Below is some material; transcribe all of it exactly.
<<<<
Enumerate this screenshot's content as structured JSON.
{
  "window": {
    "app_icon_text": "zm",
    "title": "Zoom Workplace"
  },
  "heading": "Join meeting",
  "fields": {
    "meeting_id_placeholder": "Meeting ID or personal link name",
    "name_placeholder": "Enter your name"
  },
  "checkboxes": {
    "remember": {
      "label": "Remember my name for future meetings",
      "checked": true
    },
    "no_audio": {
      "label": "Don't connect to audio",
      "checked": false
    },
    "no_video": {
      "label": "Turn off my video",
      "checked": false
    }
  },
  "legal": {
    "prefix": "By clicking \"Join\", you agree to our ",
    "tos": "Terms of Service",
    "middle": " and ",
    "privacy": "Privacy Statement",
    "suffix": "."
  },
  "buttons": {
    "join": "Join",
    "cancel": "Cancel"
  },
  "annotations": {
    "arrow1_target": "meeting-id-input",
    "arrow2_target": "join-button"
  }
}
>>>>
### [Complete answer]
Enumerate this screenshot's content as structured JSON.
{
  "window": {
    "app_icon_text": "zm",
    "title": "Zoom Workplace"
  },
  "heading": "Join meeting",
  "fields": {
    "meeting_id_placeholder": "Meeting ID or personal link name",
    "name_placeholder": "Enter your name"
  },
  "checkboxes": {
    "remember": {
      "label": "Remember my name for future meetings",
      "checked": true
    },
    "no_audio": {
      "label": "Don't connect to audio",
      "checked": false
    },
    "no_video": {
      "label": "Turn off my video",
      "checked": false
    }
  },
  "legal": {
    "prefix": "By clicking \"Join\", you agree to our ",
    "tos": "Terms of Service",
    "middle": " and ",
    "privacy": "Privacy Statement",
    "suffix": "."
  },
  "buttons": {
    "join": "Join",
    "cancel": "Cancel"
  },
  "annotations": {
    "arrow1_target": "meeting-id-input",
    "arrow2_target": "join-button"
  }
}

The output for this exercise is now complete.